• _OBJECTIVE_
Send back the records in full, character for character.
──────── RECORDS FOR THE TASK ────────
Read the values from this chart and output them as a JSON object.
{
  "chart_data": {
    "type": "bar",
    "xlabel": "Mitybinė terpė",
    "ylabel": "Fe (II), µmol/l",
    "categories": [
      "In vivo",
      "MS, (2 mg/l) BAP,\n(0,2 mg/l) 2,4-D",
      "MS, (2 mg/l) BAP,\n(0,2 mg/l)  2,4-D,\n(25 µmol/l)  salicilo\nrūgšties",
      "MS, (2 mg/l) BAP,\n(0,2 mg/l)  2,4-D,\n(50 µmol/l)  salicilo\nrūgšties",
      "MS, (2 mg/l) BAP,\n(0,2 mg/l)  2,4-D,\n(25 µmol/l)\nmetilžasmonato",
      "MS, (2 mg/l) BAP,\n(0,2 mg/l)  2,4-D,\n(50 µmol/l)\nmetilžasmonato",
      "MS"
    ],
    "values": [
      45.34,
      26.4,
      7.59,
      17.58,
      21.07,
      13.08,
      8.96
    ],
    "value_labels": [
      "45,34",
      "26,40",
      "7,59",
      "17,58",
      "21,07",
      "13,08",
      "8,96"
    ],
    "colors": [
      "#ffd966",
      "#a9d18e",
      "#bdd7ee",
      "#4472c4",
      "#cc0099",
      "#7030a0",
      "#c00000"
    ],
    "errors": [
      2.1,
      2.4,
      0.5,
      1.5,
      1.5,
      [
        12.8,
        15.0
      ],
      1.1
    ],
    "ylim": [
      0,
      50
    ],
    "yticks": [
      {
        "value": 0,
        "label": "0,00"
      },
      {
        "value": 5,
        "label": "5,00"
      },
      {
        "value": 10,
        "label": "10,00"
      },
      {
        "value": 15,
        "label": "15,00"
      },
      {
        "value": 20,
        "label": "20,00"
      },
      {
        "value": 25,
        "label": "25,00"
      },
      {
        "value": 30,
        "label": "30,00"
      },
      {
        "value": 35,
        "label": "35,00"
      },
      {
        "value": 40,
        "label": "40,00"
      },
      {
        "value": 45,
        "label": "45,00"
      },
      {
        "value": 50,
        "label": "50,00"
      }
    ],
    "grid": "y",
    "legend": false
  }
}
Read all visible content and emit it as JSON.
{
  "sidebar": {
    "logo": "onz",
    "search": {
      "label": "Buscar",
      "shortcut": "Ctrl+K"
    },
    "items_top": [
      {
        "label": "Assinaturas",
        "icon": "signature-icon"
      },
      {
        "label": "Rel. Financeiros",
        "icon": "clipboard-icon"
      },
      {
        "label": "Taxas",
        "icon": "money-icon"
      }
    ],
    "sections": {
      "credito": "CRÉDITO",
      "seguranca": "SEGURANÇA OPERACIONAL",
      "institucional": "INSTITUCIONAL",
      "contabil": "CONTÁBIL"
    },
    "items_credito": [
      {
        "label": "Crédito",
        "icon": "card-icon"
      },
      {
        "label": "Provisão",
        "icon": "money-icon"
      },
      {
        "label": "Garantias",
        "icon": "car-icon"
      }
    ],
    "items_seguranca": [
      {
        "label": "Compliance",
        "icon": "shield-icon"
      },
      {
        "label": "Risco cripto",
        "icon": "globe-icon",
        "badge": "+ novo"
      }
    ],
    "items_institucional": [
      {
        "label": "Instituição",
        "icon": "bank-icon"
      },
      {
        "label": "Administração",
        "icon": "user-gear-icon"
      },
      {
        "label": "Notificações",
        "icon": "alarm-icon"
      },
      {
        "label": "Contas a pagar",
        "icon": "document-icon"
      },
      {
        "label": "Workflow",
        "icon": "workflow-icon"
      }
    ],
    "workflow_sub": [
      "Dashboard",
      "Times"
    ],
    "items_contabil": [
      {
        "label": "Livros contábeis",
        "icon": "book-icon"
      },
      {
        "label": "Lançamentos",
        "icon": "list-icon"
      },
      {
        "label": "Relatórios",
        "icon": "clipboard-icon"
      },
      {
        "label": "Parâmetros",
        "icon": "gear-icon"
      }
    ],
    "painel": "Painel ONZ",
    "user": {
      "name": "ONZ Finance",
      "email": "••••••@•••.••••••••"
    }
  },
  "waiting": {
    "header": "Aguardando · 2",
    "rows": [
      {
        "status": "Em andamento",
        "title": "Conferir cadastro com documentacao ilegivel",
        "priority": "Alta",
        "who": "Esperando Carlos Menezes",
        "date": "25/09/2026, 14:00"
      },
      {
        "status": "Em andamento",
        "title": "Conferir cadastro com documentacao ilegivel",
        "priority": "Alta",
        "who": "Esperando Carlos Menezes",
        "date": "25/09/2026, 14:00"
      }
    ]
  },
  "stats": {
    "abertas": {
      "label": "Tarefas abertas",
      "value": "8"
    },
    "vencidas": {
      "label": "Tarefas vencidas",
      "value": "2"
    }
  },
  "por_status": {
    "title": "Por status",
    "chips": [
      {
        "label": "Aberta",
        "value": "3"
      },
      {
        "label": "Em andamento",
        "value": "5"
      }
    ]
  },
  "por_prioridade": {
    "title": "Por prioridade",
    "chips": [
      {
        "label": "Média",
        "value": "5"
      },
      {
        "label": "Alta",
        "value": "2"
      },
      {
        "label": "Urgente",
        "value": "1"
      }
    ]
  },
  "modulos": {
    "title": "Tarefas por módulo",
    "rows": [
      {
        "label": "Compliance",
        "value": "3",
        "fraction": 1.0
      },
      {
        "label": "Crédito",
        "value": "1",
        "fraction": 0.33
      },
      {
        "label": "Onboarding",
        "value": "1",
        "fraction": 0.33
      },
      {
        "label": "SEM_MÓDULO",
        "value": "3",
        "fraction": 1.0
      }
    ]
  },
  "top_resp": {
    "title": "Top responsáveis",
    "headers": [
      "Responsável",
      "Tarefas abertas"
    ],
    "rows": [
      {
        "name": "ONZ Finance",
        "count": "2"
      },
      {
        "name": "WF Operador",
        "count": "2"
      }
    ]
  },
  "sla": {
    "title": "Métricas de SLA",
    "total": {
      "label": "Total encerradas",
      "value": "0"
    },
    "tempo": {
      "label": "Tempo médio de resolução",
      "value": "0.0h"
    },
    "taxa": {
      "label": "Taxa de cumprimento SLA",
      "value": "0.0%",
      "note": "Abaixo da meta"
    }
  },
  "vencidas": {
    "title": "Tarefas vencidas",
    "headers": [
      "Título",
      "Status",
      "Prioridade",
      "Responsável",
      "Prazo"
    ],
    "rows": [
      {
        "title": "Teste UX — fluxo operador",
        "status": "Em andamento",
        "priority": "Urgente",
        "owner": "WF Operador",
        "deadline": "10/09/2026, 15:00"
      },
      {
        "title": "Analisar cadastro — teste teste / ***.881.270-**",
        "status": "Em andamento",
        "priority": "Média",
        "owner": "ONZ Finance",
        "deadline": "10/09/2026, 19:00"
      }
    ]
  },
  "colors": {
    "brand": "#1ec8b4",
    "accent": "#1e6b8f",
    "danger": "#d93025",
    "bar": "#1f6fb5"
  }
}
────────
• _RESULT FOR THIS EXERCISE_
Read the values from this chart and output them as a JSON object.
{
  "chart_data": {
    "type": "bar",
    "xlabel": "Mitybinė terpė",
    "ylabel": "Fe (II), µmol/l",
    "categories": [
      "In vivo",
      "MS, (2 mg/l) BAP,\n(0,2 mg/l) 2,4-D",
      "MS, (2 mg/l) BAP,\n(0,2 mg/l)  2,4-D,\n(25 µmol/l)  salicilo\nrūgšties",
      "MS, (2 mg/l) BAP,\n(0,2 mg/l)  2,4-D,\n(50 µmol/l)  salicilo\nrūgšties",
      "MS, (2 mg/l) BAP,\n(0,2 mg/l)  2,4-D,\n(25 µmol/l)\nmetilžasmonato",
      "MS, (2 mg/l) BAP,\n(0,2 mg/l)  2,4-D,\n(50 µmol/l)\nmetilžasmonato",
      "MS"
    ],
    "values": [
      45.34,
      26.4,
      7.59,
      17.58,
      21.07,
      13.08,
      8.96
    ],
    "value_labels": [
      "45,34",
      "26,40",
      "7,59",
      "17,58",
      "21,07",
      "13,08",
      "8,96"
    ],
    "colors": [
      "#ffd966",
      "#a9d18e",
      "#bdd7ee",
      "#4472c4",
      "#cc0099",
      "#7030a0",
      "#c00000"
    ],
    "errors": [
      2.1,
      2.4,
      0.5,
      1.5,
      1.5,
      [
        12.8,
        15.0
      ],
      1.1
    ],
    "ylim": [
      0,
      50
    ],
    "yticks": [
      {
        "value": 0,
        "label": "0,00"
      },
      {
        "value": 5,
        "label": "5,00"
      },
      {
        "value": 10,
        "label": "10,00"
      },
      {
        "value": 15,
        "label": "15,00"
      },
      {
        "value": 20,
        "label": "20,00"
      },
      {
        "value": 25,
        "label": "25,00"
      },
      {
        "value": 30,
        "label": "30,00"
      },
      {
        "value": 35,
        "label": "35,00"
      },
      {
        "value": 40,
        "label": "40,00"
      },
      {
        "value": 45,
        "label": "45,00"
      },
      {
        "value": 50,
        "label": "50,00"
      }
    ],
    "grid": "y",
    "legend": false
  }
}
Read all visible content and emit it as JSON.
{
  "sidebar": {
    "logo": "onz",
    "search": {
      "label": "Buscar",
      "shortcut": "Ctrl+K"
    },
    "items_top": [
      {
        "label": "Assinaturas",
        "icon": "signature-icon"
      },
      {
        "label": "Rel. Financeiros",
        "icon": "clipboard-icon"
      },
      {
        "label": "Taxas",
        "icon": "money-icon"
      }
    ],
    "sections": {
      "credito": "CRÉDITO",
      "seguranca": "SEGURANÇA OPERACIONAL",
      "institucional": "INSTITUCIONAL",
      "contabil": "CONTÁBIL"
    },
    "items_credito": [
      {
        "label": "Crédito",
        "icon": "card-icon"
      },
      {
        "label": "Provisão",
        "icon": "money-icon"
      },
      {
        "label": "Garantias",
        "icon": "car-icon"
      }
    ],
    "items_seguranca": [
      {
        "label": "Compliance",
        "icon": "shield-icon"
      },
      {
        "label": "Risco cripto",
        "icon": "globe-icon",
        "badge": "+ novo"
      }
    ],
    "items_institucional": [
      {
        "label": "Instituição",
        "icon": "bank-icon"
      },
      {
        "label": "Administração",
        "icon": "user-gear-icon"
      },
      {
        "label": "Notificações",
        "icon": "alarm-icon"
      },
      {
        "label": "Contas a pagar",
        "icon": "document-icon"
      },
      {
        "label": "Workflow",
        "icon": "workflow-icon"
      }
    ],
    "workflow_sub": [
      "Dashboard",
      "Times"
    ],
    "items_contabil": [
      {
        "label": "Livros contábeis",
        "icon": "book-icon"
      },
      {
        "label": "Lançamentos",
        "icon": "list-icon"
      },
      {
        "label": "Relatórios",
        "icon": "clipboard-icon"
      },
      {
        "label": "Parâmetros",
        "icon": "gear-icon"
      }
    ],
    "painel": "Painel ONZ",
    "user": {
      "name": "ONZ Finance",
      "email": "••••••@•••.••••••••"
    }
  },
  "waiting": {
    "header": "Aguardando · 2",
    "rows": [
      {
        "status": "Em andamento",
        "title": "Conferir cadastro com documentacao ilegivel",
        "priority": "Alta",
        "who": "Esperando Carlos Menezes",
        "date": "25/09/2026, 14:00"
      },
      {
        "status": "Em andamento",
        "title": "Conferir cadastro com documentacao ilegivel",
        "priority": "Alta",
        "who": "Esperando Carlos Menezes",
        "date": "25/09/2026, 14:00"
      }
    ]
  },
  "stats": {
    "abertas": {
      "label": "Tarefas abertas",
      "value": "8"
    },
    "vencidas": {
      "label": "Tarefas vencidas",
      "value": "2"
    }
  },
  "por_status": {
    "title": "Por status",
    "chips": [
      {
        "label": "Aberta",
        "value": "3"
      },
      {
        "label": "Em andamento",
        "value": "5"
      }
    ]
  },
  "por_prioridade": {
    "title": "Por prioridade",
    "chips": [
      {
        "label": "Média",
        "value": "5"
      },
      {
        "label": "Alta",
        "value": "2"
      },
      {
        "label": "Urgente",
        "value": "1"
      }
    ]
  },
  "modulos": {
    "title": "Tarefas por módulo",
    "rows": [
      {
        "label": "Compliance",
        "value": "3",
        "fraction": 1.0
      },
      {
        "label": "Crédito",
        "value": "1",
        "fraction": 0.33
      },
      {
        "label": "Onboarding",
        "value": "1",
        "fraction": 0.33
      },
      {
        "label": "SEM_MÓDULO",
        "value": "3",
        "fraction": 1.0
      }
    ]
  },
  "top_resp": {
    "title": "Top responsáveis",
    "headers": [
      "Responsável",
      "Tarefas abertas"
    ],
    "rows": [
      {
        "name": "ONZ Finance",
        "count": "2"
      },
      {
        "name": "WF Operador",
        "count": "2"
      }
    ]
  },
  "sla": {
    "title": "Métricas de SLA",
    "total": {
      "label": "Total encerradas",
      "value": "0"
    },
    "tempo": {
      "label": "Tempo médio de resolução",
      "value": "0.0h"
    },
    "taxa": {
      "label": "Taxa de cumprimento SLA",
      "value": "0.0%",
      "note": "Abaixo da meta"
    }
  },
  "vencidas": {
    "title": "Tarefas vencidas",
    "headers": [
      "Título",
      "Status",
      "Prioridade",
      "Responsável",
      "Prazo"
    ],
    "rows": [
      {
        "title": "Teste UX — fluxo operador",
        "status": "Em andamento",
        "priority": "Urgente",
        "owner": "WF Operador",
        "deadline": "10/09/2026, 15:00"
      },
      {
        "title": "Analisar cadastro — teste teste / ***.881.270-**",
        "status": "Em andamento",
        "priority": "Média",
        "owner": "ONZ Finance",
        "deadline": "10/09/2026, 19:00"
      }
    ]
  },
  "colors": {
    "brand": "#1ec8b4",
    "accent": "#1e6b8f",
    "danger": "#d93025",
    "bar": "#1f6fb5"
  }
}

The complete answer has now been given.